Update the records below by replacing "schematic" with "diagram" wherever it appears, leaving every other character as it is.

========

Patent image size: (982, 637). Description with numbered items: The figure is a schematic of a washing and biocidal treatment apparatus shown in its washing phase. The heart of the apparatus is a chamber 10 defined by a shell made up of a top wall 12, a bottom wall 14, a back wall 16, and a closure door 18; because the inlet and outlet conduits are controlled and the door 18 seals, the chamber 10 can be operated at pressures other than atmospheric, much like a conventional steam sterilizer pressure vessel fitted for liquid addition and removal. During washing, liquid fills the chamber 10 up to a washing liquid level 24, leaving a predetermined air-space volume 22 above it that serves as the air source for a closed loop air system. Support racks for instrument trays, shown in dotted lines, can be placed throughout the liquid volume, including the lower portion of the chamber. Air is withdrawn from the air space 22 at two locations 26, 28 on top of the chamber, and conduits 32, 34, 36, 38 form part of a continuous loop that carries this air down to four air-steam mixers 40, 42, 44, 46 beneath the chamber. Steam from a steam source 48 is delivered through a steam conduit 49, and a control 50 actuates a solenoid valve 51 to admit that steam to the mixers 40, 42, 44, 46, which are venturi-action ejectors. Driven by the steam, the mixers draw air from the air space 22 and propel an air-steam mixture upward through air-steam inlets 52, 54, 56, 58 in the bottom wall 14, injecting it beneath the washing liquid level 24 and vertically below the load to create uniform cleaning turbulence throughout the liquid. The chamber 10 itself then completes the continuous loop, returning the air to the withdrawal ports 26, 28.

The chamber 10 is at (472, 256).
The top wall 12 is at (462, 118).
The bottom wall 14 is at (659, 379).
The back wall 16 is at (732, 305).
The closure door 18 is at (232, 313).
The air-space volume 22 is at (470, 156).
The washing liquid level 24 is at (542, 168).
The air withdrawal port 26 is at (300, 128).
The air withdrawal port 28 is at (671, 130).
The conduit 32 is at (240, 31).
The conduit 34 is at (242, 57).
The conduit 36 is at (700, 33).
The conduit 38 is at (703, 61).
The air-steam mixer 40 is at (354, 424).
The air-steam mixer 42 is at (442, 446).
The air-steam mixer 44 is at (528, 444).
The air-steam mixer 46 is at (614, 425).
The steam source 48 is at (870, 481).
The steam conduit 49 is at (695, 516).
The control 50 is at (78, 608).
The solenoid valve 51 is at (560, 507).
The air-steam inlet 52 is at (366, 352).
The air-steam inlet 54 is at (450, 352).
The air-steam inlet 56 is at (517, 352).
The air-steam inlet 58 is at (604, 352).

========

▸ In response
Patent image size: (982, 637). Description with numbered items: The figure is a diagram of a washing and biocidal treatment apparatus shown in its washing phase. The heart of the apparatus is a chamber 10 defined by a shell made up of a top wall 12, a bottom wall 14, a back wall 16, and a closure door 18; because the inlet and outlet conduits are controlled and the door 18 seals, the chamber 10 can be operated at pressures other than atmospheric, much like a conventional steam sterilizer pressure vessel fitted for liquid addition and removal. During washing, liquid fills the chamber 10 up to a washing liquid level 24, leaving a predetermined air-space volume 22 above it that serves as the air source for a closed loop air system. Support racks for instrument trays, shown in dotted lines, can be placed throughout the liquid volume, including the lower portion of the chamber. Air is withdrawn from the air space 22 at two locations 26, 28 on top of the chamber, and conduits 32, 34, 36, 38 form part of a continuous loop that carries this air down to four air-steam mixers 40, 42, 44, 46 beneath the chamber. Steam from a steam source 48 is delivered through a steam conduit 49, and a control 50 actuates a solenoid valve 51 to admit that steam to the mixers 40, 42, 44, 46, which are venturi-action ejectors. Driven by the steam, the mixers draw air from the air space 22 and propel an air-steam mixture upward through air-steam inlets 52, 54, 56, 58 in the bottom wall 14, injecting it beneath the washing liquid level 24 and vertically below the load to create uniform cleaning turbulence throughout the liquid. The chamber 10 itself then completes the continuous loop, returning the air to the withdrawal ports 26, 28.

The chamber 10 is at (472, 256).
The top wall 12 is at (462, 118).
The bottom wall 14 is at (659, 379).
The back wall 16 is at (732, 305).
The closure door 18 is at (232, 313).
The air-space volume 22 is at (470, 156).
The washing liquid level 24 is at (542, 168).
The air withdrawal port 26 is at (300, 128).
The air withdrawal port 28 is at (671, 130).
The conduit 32 is at (240, 31).
The conduit 34 is at (242, 57).
The conduit 36 is at (700, 33).
The conduit 38 is at (703, 61).
The air-steam mixer 40 is at (354, 424).
The air-steam mixer 42 is at (442, 446).
The air-steam mixer 44 is at (528, 444).
The air-steam mixer 46 is at (614, 425).
The steam source 48 is at (870, 481).
The steam conduit 49 is at (695, 516).
The control 50 is at (78, 608).
The solenoid valve 51 is at (560, 507).
The air-steam inlet 52 is at (366, 352).
The air-steam inlet 54 is at (450, 352).
The air-steam inlet 56 is at (517, 352).
The air-steam inlet 58 is at (604, 352).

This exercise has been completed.